◆ Goal
Pull out every line of the rows below that contains the word "most", matching case exactly, and copy those lines as they appear.

◆ Records supplied

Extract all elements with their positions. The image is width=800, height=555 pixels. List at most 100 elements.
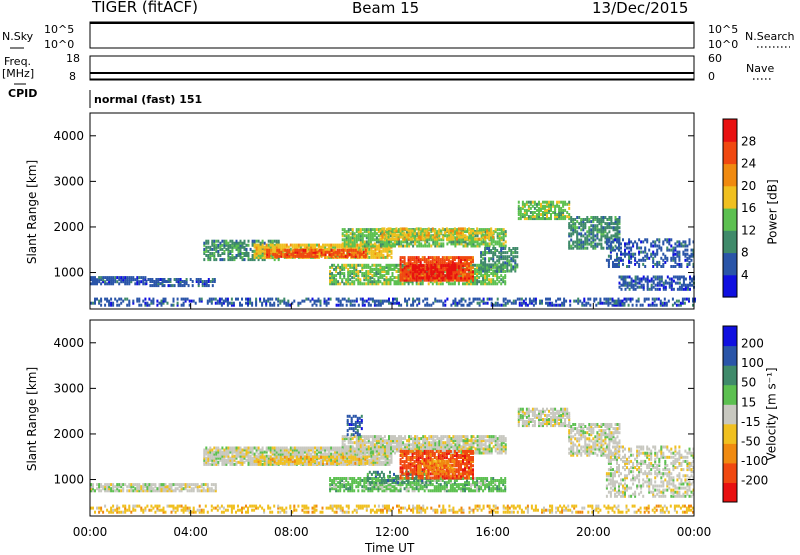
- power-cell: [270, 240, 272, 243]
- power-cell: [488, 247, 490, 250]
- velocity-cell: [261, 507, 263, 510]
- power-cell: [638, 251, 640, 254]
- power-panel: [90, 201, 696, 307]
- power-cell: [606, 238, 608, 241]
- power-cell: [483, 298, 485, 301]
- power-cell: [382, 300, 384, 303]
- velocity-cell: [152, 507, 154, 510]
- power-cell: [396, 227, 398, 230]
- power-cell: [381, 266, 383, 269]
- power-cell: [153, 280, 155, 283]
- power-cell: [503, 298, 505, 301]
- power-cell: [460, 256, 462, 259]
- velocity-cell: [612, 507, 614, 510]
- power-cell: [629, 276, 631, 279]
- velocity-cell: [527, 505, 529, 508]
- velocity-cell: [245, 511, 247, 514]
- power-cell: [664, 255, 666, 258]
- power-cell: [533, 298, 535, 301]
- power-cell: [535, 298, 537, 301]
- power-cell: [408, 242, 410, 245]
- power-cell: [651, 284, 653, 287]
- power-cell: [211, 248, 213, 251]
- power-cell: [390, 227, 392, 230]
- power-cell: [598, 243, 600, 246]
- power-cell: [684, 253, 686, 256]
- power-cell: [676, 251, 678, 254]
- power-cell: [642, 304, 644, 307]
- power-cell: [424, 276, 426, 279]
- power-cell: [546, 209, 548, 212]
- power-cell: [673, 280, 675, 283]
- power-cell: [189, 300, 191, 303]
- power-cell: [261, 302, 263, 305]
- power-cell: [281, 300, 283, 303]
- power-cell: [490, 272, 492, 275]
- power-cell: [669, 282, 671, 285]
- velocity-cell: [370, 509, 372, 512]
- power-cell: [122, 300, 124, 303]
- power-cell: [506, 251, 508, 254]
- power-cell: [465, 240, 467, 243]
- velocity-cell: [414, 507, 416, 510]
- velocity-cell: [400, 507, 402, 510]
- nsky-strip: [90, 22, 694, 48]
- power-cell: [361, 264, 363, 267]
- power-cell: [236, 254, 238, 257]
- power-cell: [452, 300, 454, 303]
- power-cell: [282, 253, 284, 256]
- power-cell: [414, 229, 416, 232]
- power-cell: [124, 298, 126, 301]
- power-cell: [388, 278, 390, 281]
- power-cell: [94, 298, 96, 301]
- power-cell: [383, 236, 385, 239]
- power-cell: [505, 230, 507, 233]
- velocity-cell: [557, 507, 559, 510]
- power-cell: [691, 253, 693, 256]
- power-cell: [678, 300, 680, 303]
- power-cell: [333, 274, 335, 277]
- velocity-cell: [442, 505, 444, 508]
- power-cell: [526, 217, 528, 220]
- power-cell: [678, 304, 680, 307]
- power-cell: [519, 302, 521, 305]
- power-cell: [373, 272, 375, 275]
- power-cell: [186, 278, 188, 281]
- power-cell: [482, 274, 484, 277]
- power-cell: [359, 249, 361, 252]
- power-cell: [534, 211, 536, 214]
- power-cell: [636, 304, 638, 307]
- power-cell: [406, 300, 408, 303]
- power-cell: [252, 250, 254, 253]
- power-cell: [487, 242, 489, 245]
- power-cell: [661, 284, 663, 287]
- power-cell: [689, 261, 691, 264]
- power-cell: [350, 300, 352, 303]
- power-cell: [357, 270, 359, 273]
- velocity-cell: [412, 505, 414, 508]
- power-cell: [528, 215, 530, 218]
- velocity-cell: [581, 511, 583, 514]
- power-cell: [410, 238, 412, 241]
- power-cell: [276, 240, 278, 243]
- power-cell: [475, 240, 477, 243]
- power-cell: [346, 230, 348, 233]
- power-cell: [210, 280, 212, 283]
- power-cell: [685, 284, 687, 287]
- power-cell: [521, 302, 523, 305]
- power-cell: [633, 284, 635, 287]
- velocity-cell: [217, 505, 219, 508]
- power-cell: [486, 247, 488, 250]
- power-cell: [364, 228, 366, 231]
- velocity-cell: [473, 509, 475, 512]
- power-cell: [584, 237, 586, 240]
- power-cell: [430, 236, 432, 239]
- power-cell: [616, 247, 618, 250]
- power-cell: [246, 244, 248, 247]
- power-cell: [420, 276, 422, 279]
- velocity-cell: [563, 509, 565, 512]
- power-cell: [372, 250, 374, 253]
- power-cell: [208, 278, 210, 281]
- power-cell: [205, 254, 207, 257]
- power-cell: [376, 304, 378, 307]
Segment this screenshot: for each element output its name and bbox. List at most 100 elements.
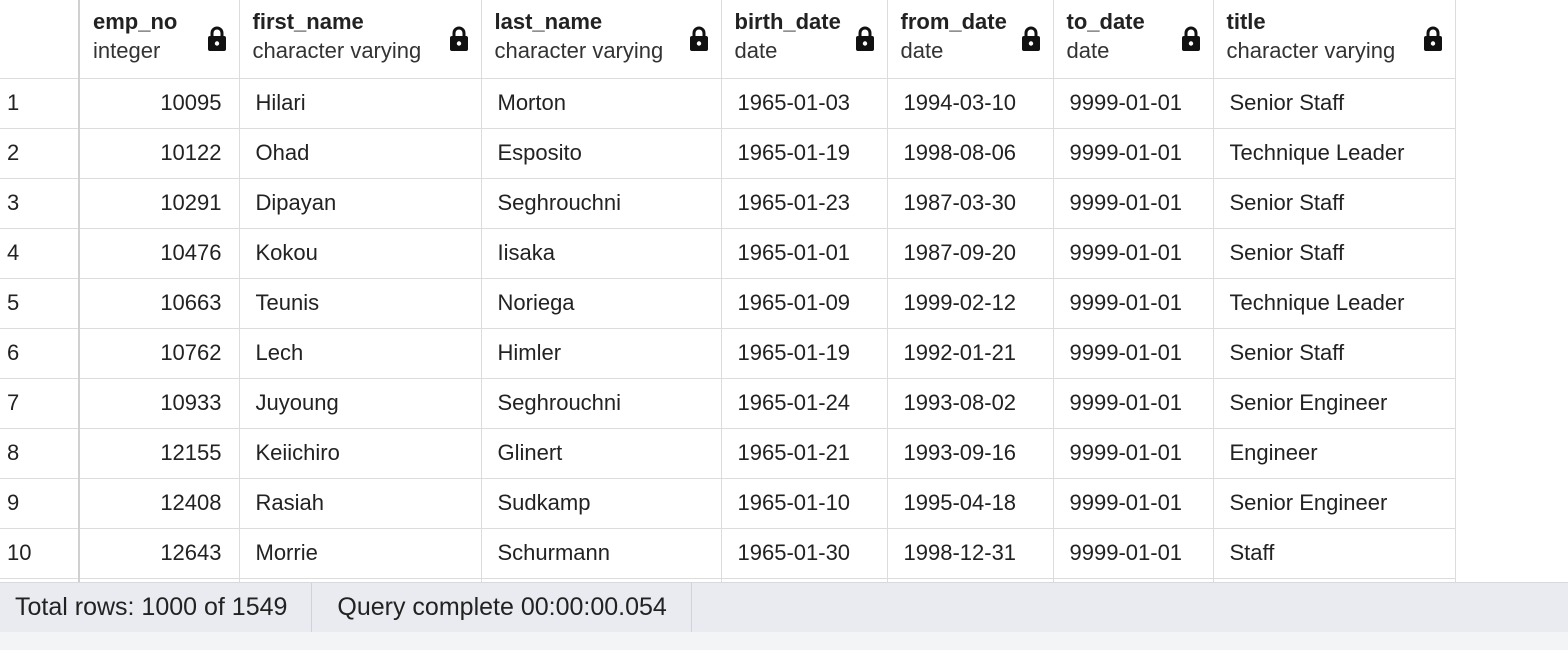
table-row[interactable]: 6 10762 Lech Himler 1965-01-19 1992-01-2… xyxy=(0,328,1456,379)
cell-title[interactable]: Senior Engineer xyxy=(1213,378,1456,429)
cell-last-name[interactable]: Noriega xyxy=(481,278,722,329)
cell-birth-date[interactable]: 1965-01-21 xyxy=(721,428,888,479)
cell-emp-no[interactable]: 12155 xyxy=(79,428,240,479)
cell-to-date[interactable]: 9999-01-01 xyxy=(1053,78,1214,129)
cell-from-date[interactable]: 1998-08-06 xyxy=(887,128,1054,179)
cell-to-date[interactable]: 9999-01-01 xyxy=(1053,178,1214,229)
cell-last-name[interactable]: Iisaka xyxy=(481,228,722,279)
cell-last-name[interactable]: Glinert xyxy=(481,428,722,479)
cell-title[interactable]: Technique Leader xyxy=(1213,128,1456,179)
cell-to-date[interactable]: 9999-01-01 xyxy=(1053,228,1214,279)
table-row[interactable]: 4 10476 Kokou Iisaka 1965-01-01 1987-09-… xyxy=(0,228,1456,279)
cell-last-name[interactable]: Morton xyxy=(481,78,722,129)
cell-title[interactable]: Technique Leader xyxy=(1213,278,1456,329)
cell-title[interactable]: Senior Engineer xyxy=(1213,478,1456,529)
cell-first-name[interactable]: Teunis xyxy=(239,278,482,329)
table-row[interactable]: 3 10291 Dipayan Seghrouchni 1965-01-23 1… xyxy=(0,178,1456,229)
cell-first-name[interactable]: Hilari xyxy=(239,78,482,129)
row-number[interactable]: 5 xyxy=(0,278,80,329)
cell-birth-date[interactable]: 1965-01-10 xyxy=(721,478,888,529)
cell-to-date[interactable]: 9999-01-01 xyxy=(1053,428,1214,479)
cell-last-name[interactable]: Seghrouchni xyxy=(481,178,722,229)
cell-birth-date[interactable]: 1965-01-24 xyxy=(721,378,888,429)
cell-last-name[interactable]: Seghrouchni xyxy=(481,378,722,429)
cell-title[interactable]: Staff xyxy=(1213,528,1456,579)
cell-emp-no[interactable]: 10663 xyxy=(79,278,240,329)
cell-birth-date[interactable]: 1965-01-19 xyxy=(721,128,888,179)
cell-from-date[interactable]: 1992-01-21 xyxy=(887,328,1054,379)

◆ Right answer
Extract all elements with their positions. The image is width=800, height=555 pixels. List at most 100 elements.
Segment this screenshot: for each element output its name and bbox. List at most 100 elements.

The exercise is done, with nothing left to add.